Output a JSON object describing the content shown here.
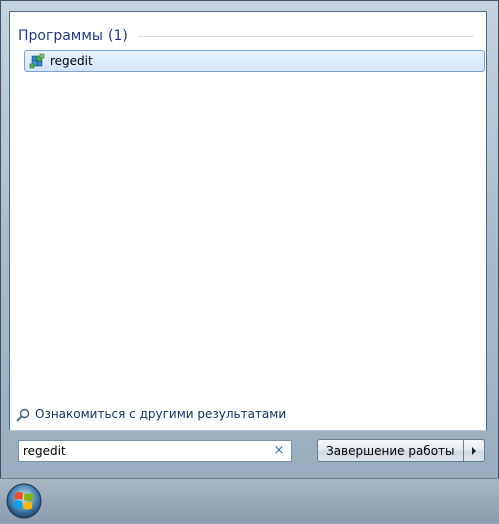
{
  "results": {
    "section_title": "Программы",
    "section_count": "(1)",
    "items": [
      {
        "label": "regedit",
        "icon": "regedit-icon"
      }
    ],
    "more_results_label": "Ознакомиться с другими результатами"
  },
  "search": {
    "value": "regedit",
    "clear_symbol": "×"
  },
  "power": {
    "shutdown_label": "Завершение работы"
  },
  "colors": {
    "section_title": "#1e3a8a",
    "selection_border": "#7da2ce",
    "link_text": "#10305c"
  }
}
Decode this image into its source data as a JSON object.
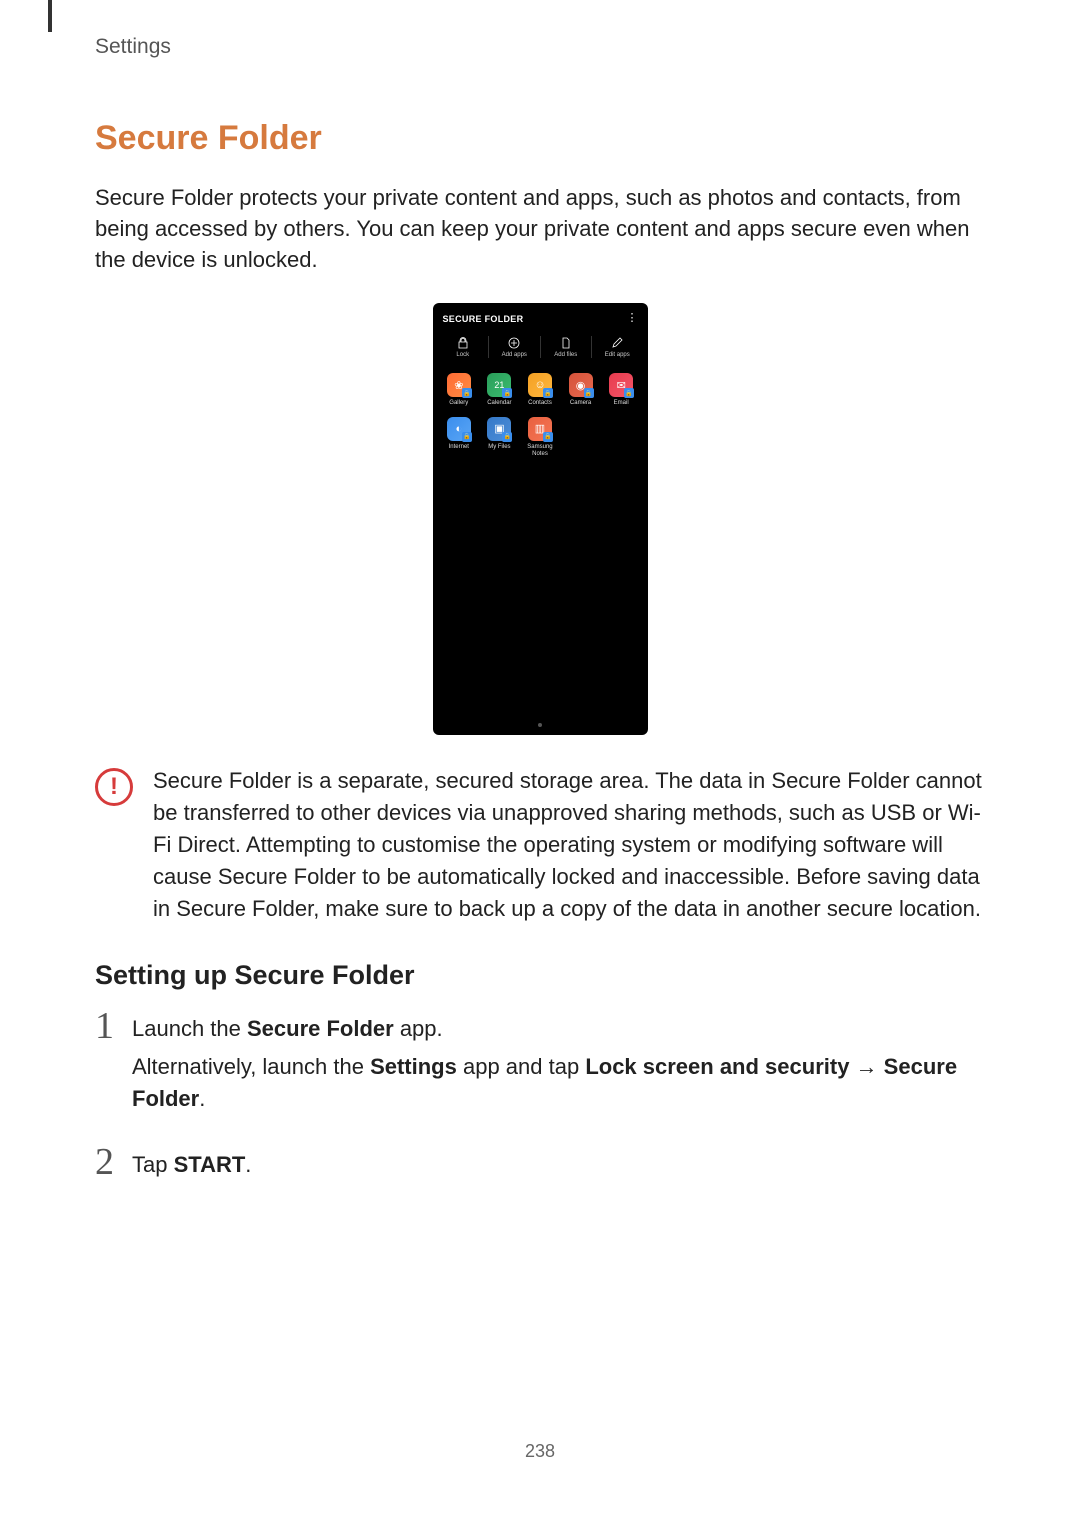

• INSTRUCTIONS FOR THE TASK
Retype all of the entries exactly as written, leaving out any images.

• THE SOLUTION
Output a JSON object describing the content shown here.
{
  "results": {
    "section_title": "Программы",
    "section_count": "(1)",
    "items": [
      {
        "label": "regedit",
        "icon": "regedit-icon"
      }
    ],
    "more_results_label": "Ознакомиться с другими результатами"
  },
  "search": {
    "value": "regedit",
    "clear_symbol": "×"
  },
  "power": {
    "shutdown_label": "Завершение работы"
  },
  "colors": {
    "section_title": "#1e3a8a",
    "selection_border": "#7da2ce",
    "link_text": "#10305c"
  }
}
Decode this image into its source data as a JSON object.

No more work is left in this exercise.